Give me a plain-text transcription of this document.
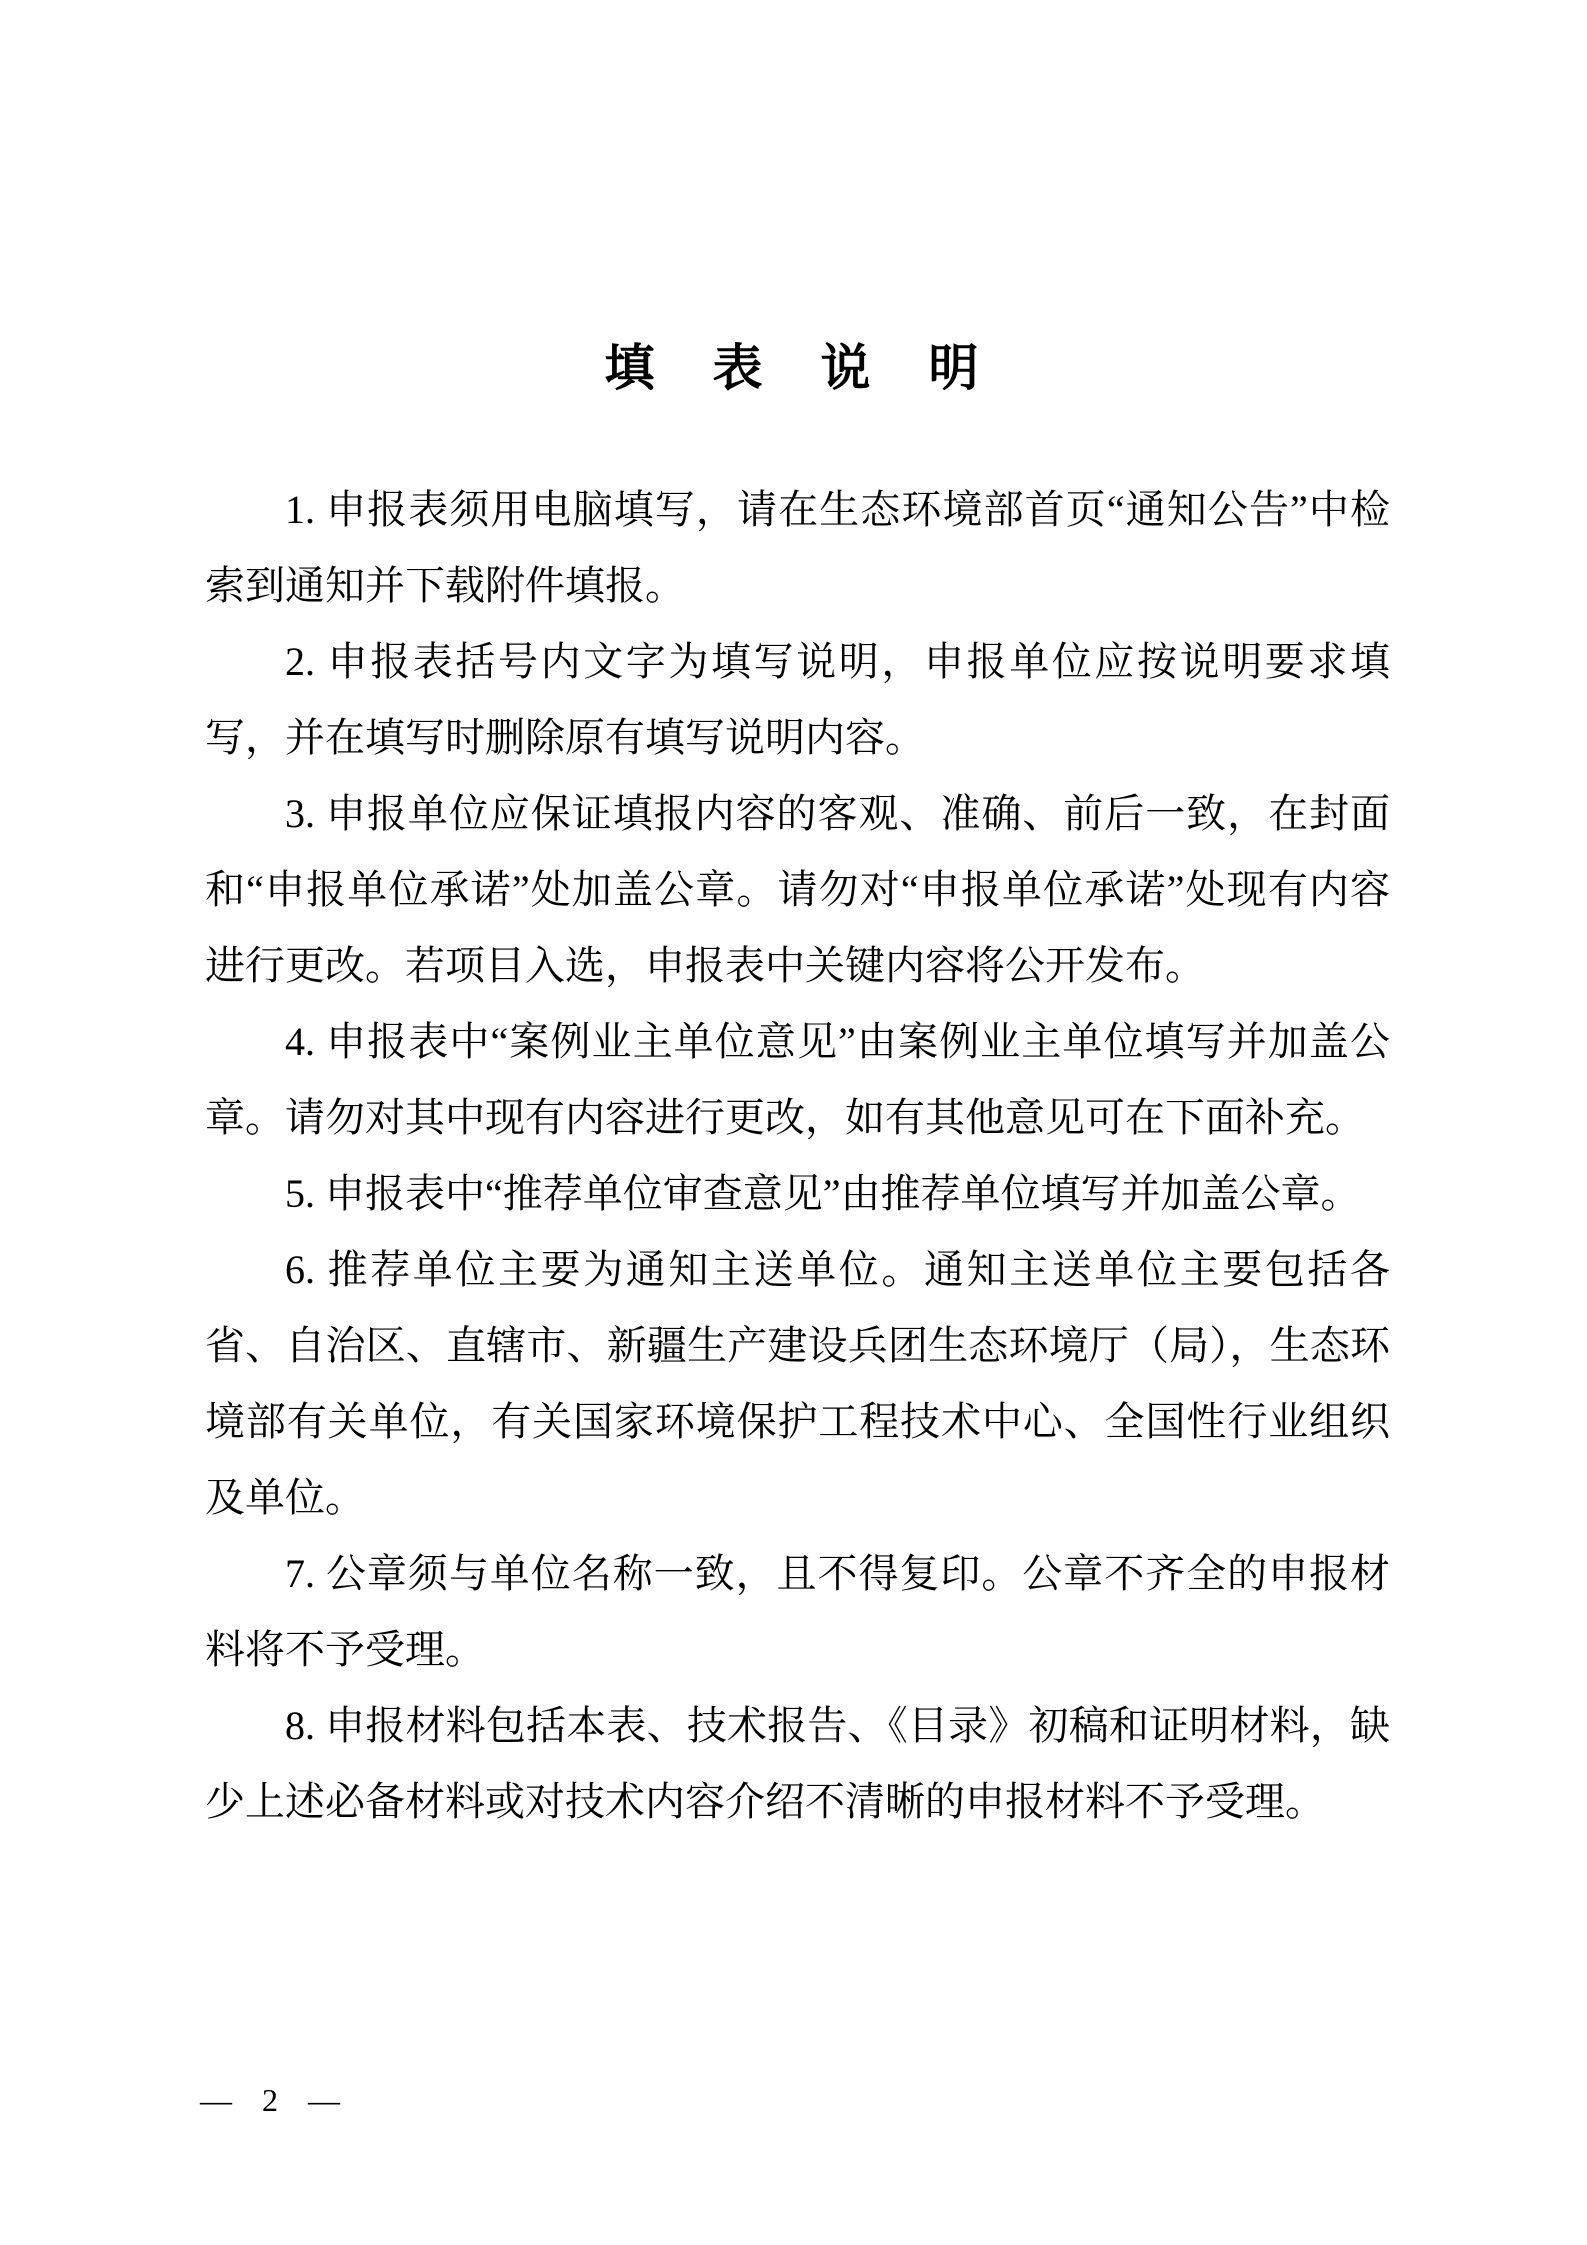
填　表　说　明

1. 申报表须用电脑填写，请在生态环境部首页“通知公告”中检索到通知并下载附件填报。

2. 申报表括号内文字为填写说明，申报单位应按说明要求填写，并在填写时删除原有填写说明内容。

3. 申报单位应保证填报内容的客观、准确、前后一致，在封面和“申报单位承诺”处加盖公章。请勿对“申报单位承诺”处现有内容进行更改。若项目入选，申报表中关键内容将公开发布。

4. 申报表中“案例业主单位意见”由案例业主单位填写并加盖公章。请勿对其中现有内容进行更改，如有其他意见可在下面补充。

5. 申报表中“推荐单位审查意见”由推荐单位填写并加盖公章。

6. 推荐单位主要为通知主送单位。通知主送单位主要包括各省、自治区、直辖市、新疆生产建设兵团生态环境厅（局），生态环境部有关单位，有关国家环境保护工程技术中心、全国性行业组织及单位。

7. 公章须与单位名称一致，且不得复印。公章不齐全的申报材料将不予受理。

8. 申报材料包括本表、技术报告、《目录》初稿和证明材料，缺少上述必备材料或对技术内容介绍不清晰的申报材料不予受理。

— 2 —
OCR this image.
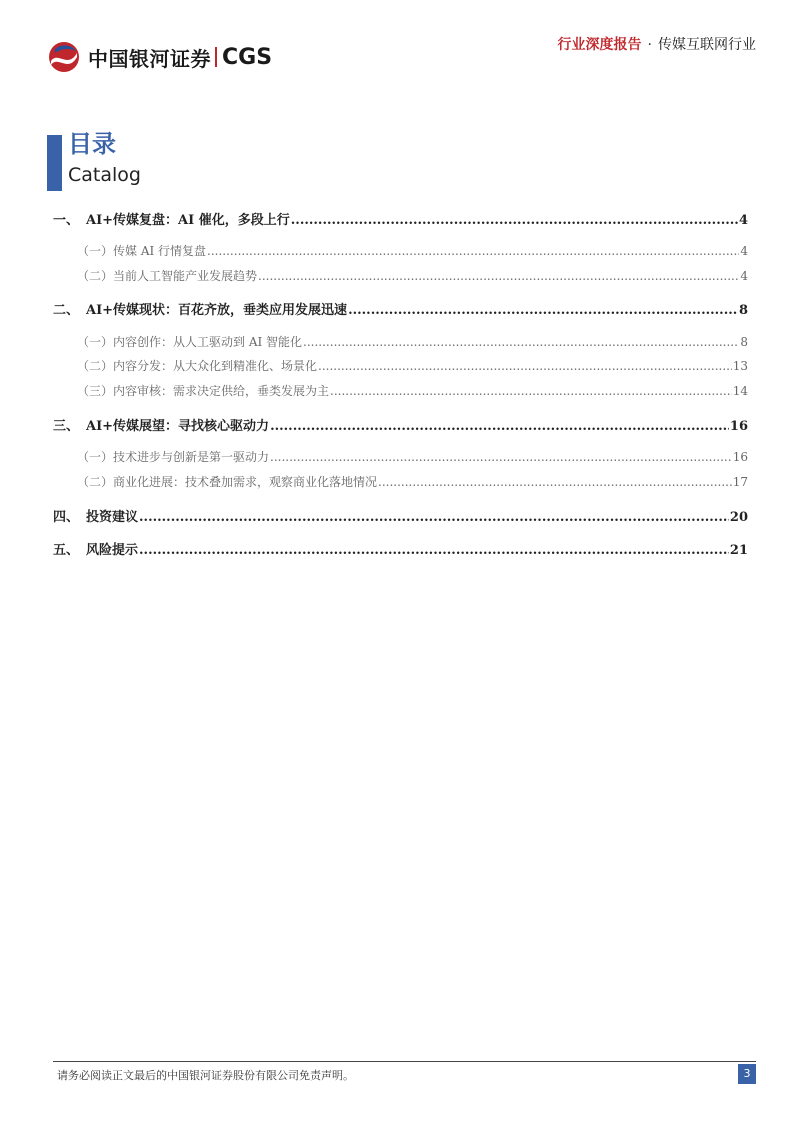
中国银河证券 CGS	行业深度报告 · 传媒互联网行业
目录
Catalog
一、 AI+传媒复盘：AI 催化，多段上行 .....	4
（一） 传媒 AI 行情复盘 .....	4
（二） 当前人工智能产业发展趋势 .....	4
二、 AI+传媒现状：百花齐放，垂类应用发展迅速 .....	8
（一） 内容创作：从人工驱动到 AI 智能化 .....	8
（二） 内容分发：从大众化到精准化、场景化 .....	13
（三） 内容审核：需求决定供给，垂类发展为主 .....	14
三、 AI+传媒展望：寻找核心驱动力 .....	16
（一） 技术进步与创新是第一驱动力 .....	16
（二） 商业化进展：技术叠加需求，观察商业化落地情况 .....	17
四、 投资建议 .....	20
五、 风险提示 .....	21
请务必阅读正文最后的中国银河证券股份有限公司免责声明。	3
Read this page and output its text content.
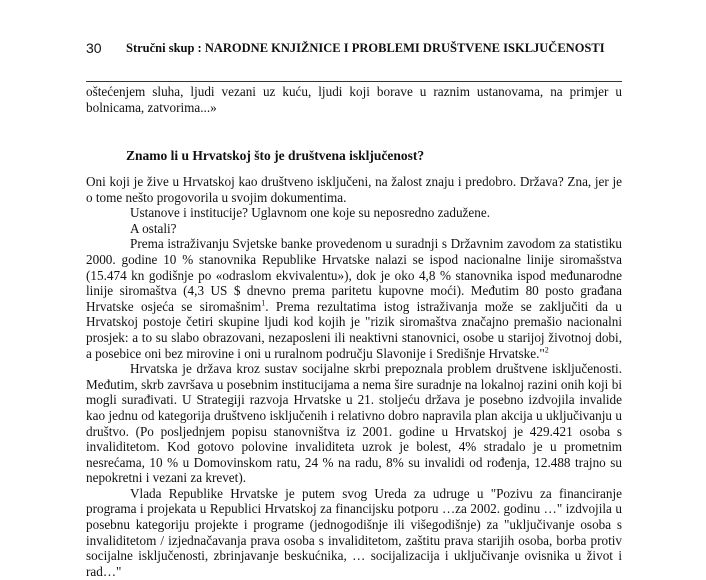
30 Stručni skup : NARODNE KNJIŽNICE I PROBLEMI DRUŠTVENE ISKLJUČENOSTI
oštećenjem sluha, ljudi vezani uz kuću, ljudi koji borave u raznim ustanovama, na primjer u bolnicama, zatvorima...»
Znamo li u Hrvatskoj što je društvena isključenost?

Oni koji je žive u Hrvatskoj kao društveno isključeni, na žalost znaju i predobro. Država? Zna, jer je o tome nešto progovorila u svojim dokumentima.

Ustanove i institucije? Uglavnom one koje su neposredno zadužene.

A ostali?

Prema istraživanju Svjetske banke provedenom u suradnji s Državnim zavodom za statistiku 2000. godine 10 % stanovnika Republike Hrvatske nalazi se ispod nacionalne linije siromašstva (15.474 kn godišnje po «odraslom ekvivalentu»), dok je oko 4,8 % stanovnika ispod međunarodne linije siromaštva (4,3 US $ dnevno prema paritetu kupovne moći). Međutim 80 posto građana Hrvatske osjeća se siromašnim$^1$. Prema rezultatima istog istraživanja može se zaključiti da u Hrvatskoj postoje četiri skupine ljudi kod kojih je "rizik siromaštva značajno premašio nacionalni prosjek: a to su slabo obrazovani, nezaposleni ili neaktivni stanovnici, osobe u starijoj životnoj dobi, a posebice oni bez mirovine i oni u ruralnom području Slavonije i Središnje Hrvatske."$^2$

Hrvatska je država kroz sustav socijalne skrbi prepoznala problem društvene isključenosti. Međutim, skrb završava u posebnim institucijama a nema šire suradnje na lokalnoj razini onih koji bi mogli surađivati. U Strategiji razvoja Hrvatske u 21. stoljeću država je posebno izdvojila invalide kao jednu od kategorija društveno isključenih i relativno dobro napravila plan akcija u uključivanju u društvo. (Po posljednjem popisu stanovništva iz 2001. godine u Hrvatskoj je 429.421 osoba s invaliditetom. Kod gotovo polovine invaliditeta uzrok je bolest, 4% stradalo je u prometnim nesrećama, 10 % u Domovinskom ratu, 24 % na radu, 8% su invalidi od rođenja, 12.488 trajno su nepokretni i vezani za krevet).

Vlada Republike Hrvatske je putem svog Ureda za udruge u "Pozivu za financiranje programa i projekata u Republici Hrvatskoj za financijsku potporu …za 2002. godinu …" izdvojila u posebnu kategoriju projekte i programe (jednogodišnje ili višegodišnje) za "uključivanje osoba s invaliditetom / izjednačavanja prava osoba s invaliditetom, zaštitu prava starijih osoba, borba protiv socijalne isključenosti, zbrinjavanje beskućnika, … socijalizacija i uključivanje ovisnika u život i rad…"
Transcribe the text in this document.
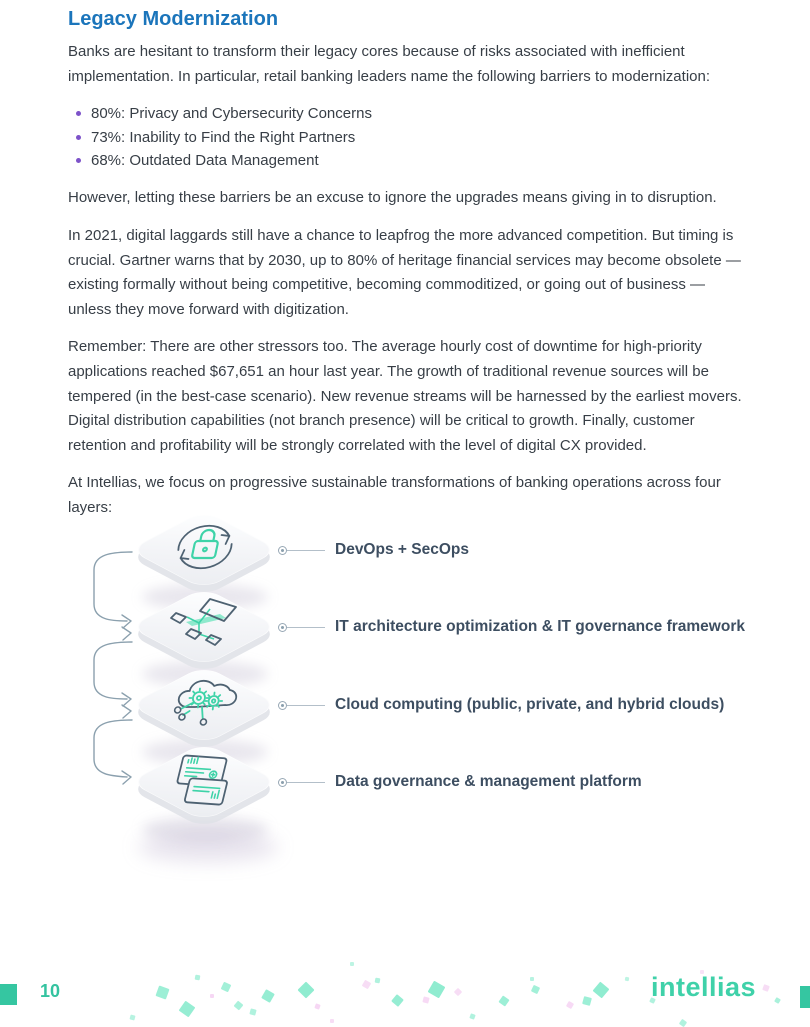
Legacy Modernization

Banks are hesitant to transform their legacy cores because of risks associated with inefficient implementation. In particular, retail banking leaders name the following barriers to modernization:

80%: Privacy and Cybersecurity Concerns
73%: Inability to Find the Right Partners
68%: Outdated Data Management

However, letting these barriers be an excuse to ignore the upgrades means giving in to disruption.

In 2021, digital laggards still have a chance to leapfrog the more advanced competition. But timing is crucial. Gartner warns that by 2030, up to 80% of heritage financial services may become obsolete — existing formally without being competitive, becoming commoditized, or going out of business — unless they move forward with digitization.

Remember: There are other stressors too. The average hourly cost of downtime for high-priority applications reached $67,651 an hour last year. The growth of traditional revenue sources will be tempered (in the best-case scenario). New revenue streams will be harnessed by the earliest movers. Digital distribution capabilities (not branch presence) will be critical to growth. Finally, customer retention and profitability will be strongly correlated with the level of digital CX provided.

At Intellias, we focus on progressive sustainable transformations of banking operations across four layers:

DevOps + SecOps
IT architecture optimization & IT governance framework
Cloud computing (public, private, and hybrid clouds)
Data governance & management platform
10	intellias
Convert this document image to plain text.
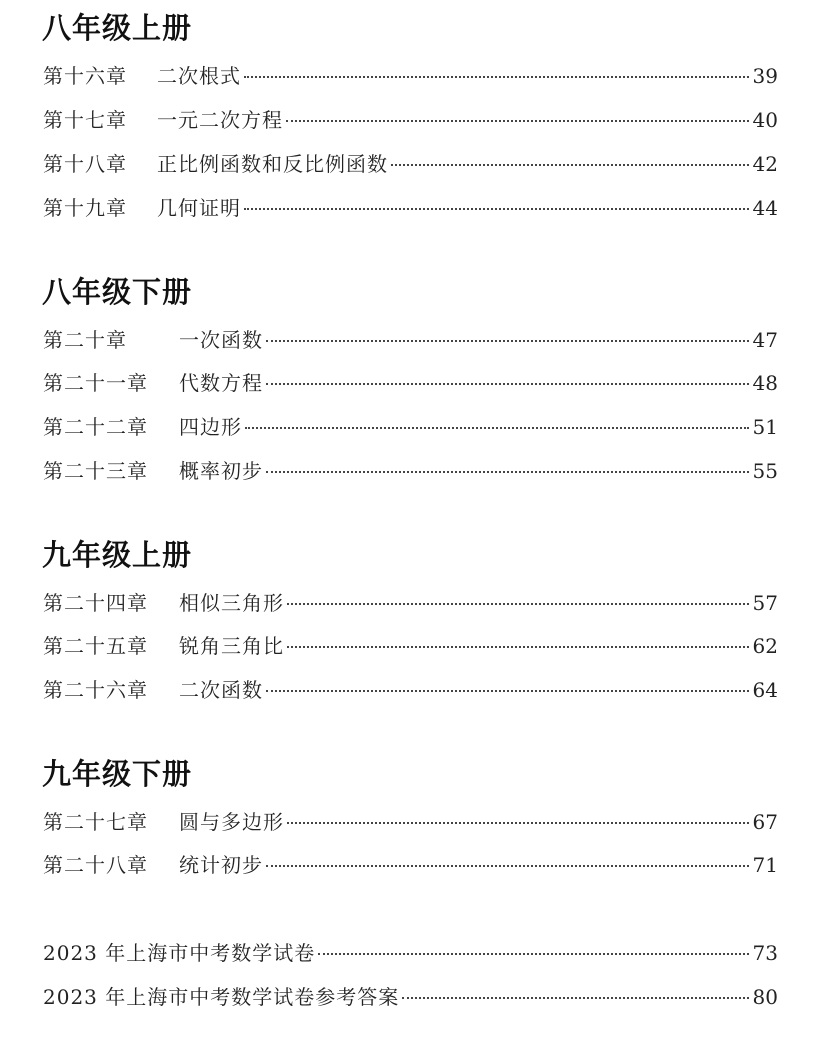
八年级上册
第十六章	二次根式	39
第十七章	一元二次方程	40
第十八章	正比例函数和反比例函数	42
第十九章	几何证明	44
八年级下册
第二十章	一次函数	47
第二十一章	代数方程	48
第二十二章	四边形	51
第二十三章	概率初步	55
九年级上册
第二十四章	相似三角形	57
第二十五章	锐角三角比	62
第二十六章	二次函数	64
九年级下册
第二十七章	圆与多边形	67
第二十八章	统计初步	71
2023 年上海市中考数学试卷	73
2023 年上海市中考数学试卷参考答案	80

——————

Scan the data above; copy every line where "governance" appears.

Correct response:
IT architecture optimization & IT governance framework
Data governance & management platform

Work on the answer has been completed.